──────── Supplied passage ────────

If we had kids, could you imagine

what we would be doing right now?

Carpooling?

You blogged about my rash?

Sorry, honey.

Baby.

Hey Zeus.

Do you take change?

You cheap little b*tch.

Sodomites, this is about me

for once!

First I want to thank manhunt.net

for sponsoring

my wedding reception.

Welcome!

You know, my relatives wanted me

to have a traditional ceremony.

Hello?!

You are my family!

You've been with me

through it all:

Fat, thin. A horrible addiction

to very expensive handbags.

But now I've got Michael!

Where's Michael?

Where is my man?

Give me back my man!

Oh there you are!

Many of you are thinking you're

not gonna see me again after today.

That I'm gonna disappear like

all the fag hags of your youth.

Well, you're rig ht

Finally I found a man who loves

me and my p*ssy.

I said he loves my p*ssy!

And he's gonna tear it apart

behind that picket fence!

We love you Audrey!

Oh, I love you too

You know I lasted as long as I

could with my boys.

Longer than any fag hag

ever has.

Well...

Any except Violet.

Toss the bouquet already!

The bouquet is yours Violet,

if I had one.

He's working at the

salon tonight.

But you're still together?

Of course.

Darian's perfect.

I actually think, I'm falling

in love with...

Apparently Dan's cock is so huge -

that the only way to fit it

in your mouth -

is to suck it while it's still soft.

Is that Beer Can Dan?

Yeah.

What about Darian?

Oh, Darian and Luke

have an understanding.

Uh oh, cock-block.

Deflected!

Luke may have more experience...

But his opponent is tenacious

It's battle of the bottoms.

And the biggest loser

comes out on top!

Hey beautiful!

Hey Zeus, you beast!

Look at ya.

Oh, I love it when you tease me!

So, I hear you and Luke

are joining forces.

Yes. God I love that guy.

He gave me his whole email list

he's getting sponsors

Oh, your benefit is going to be

off the hook.

New ink?

Yeah, check it out.

Ten years HIV positive,

still kicking.

You don't have to brand

yourself.

I just want everyone to know

there is life after:

Well, I'll be with you

in sickness

and in health, count on it.

I love you.

Paparazzi!

Next Magazine

No more pictures!

You'll ruin their reputation.

I implore you, no photos!

Really, no more pictures.

I gotta go!

See ya'!

Alright, we better go too.

Have a goodnight.

Hey, you too!

Dude!

What's with the skirt?

Violet?

Hey, I'm almost done.

I'm waiting behind the shrub.

Ok.

She's my roommate.

Yeah, you know man

that's a little weird actually.

Is she watching us?

She's harmless.

Fag hags, Jesus!

Hey!

More respect.

She's the last one.

Welcome to Frisky Friends

where singles unite!

You have 3 new Frisky Friends!

──────── Provided data ────────

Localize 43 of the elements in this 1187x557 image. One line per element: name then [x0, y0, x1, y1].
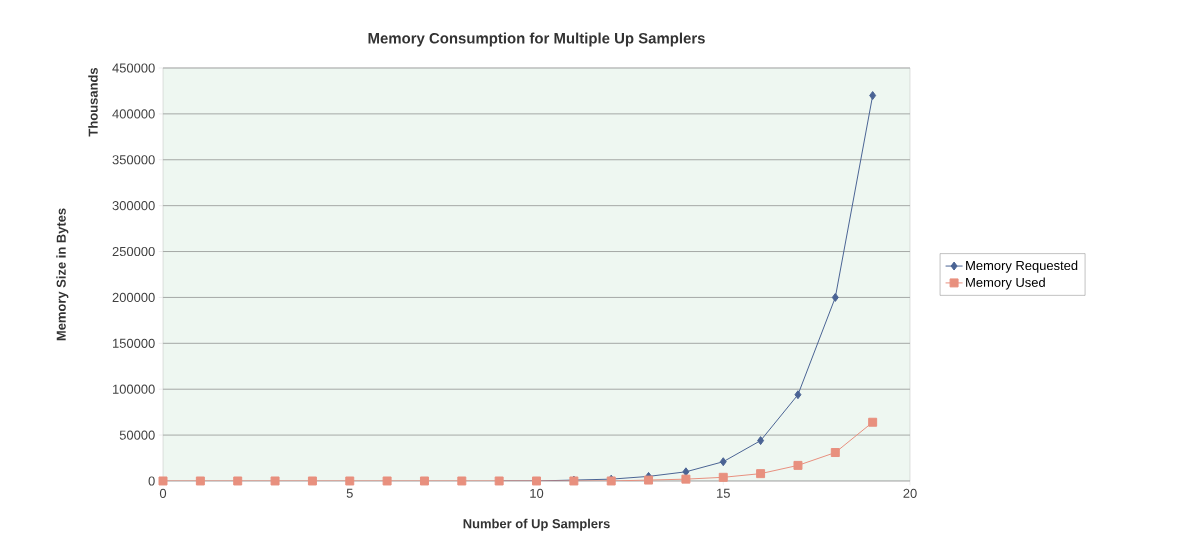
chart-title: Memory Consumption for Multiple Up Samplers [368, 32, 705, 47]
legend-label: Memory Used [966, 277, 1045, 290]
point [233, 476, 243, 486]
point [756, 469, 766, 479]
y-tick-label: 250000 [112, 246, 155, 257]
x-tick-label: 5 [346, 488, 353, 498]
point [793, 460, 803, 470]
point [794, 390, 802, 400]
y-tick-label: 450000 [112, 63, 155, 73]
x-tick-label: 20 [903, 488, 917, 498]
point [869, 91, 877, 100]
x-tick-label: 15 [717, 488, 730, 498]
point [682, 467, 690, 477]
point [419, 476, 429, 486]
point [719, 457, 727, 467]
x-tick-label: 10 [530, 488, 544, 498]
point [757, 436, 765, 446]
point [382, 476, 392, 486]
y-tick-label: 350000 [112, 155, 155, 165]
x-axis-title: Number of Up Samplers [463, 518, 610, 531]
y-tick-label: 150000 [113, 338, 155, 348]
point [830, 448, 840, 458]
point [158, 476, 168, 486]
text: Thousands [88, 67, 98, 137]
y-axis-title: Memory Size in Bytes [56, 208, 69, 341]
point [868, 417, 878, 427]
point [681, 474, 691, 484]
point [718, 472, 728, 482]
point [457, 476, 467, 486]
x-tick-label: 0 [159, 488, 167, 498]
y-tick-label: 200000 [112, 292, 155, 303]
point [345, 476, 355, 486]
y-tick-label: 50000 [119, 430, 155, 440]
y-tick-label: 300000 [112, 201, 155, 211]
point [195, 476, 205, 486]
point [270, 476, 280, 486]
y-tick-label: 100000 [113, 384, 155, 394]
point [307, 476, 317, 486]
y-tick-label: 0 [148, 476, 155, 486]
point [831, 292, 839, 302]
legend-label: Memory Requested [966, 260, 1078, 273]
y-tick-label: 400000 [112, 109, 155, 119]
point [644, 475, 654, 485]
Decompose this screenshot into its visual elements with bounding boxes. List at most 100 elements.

────────
──────── Provided data ────────

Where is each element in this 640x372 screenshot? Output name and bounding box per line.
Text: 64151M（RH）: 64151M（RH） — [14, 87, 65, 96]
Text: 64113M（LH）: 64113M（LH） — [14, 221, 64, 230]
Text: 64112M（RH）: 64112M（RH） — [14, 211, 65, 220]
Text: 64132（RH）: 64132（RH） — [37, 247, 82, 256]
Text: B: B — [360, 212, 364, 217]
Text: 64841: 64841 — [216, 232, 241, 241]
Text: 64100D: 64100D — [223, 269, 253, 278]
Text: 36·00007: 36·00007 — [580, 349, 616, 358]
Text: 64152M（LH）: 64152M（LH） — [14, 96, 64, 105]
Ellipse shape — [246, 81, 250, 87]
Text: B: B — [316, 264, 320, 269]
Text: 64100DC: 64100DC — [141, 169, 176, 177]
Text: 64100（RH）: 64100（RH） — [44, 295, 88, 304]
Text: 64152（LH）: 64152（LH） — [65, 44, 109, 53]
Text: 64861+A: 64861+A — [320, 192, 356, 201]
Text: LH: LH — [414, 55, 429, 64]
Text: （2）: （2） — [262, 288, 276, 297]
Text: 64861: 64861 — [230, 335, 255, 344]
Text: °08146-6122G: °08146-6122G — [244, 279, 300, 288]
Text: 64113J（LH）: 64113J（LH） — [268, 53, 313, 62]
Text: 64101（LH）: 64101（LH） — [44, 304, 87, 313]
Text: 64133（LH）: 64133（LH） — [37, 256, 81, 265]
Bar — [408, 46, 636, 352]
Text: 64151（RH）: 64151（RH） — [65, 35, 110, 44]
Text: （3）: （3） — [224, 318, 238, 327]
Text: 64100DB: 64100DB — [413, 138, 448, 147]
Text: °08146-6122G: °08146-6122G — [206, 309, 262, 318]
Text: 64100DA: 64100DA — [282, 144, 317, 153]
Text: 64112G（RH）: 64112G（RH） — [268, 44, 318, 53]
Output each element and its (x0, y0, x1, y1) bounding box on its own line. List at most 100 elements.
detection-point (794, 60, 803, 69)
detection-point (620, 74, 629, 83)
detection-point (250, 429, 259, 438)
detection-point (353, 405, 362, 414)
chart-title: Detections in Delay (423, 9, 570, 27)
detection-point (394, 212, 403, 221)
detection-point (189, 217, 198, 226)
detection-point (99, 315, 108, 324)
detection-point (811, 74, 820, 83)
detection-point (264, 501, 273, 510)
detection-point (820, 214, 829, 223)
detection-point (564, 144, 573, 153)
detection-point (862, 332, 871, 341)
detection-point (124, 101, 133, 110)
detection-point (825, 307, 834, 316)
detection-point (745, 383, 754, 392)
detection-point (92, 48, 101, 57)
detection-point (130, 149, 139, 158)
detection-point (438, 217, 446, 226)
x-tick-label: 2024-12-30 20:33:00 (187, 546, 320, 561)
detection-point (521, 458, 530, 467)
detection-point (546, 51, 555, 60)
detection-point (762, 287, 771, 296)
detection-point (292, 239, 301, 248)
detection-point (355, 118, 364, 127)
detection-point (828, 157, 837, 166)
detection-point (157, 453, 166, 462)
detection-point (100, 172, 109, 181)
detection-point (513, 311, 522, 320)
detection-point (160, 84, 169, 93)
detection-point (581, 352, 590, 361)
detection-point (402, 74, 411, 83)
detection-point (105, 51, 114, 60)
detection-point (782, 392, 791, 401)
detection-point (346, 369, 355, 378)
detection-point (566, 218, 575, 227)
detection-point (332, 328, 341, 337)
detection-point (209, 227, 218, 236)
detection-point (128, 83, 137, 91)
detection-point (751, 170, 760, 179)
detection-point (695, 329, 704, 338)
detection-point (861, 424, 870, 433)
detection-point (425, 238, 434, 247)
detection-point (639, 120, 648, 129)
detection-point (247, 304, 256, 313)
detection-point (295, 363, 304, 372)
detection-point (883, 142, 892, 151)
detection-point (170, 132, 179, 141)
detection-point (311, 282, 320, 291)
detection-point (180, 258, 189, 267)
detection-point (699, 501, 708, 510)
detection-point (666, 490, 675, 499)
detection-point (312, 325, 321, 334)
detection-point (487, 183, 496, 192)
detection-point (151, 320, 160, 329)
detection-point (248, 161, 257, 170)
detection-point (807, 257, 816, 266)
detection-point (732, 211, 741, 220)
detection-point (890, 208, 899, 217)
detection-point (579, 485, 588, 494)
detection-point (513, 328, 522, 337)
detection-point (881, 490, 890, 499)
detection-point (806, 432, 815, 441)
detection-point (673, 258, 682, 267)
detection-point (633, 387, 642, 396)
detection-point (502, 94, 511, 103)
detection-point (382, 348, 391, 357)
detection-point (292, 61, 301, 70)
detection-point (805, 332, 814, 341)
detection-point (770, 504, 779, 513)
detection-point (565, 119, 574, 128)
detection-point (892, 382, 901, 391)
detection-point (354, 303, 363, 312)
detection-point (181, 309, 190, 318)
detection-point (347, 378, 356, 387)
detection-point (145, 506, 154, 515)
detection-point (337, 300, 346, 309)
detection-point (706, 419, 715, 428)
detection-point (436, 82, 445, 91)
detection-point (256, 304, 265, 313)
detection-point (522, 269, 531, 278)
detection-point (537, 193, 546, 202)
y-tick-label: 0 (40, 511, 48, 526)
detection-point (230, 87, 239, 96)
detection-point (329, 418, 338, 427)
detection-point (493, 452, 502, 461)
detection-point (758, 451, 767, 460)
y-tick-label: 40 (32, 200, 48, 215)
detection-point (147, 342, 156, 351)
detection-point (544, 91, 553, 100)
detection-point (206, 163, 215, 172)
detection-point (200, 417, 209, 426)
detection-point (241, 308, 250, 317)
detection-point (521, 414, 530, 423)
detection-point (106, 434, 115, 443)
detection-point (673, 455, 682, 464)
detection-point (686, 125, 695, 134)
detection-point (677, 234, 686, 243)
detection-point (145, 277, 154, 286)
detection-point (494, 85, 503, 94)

────────

• [Stated problem]:
Using the dialogue transcript, answer each part:
(a) What does the speaker at the wedding reception thank for sponsoring it?
(b) What magazine is named right after someone shouts "Paparazzi!"?
(c) What is the name of the service that greets the user at the end, and what does its welcome say singles do there?
Answer using only the dialogue transcript.

• [Expected answer]:
(a) manhunt.net
(b) Next Magazine
(c) Frisky Friends; singles unite there.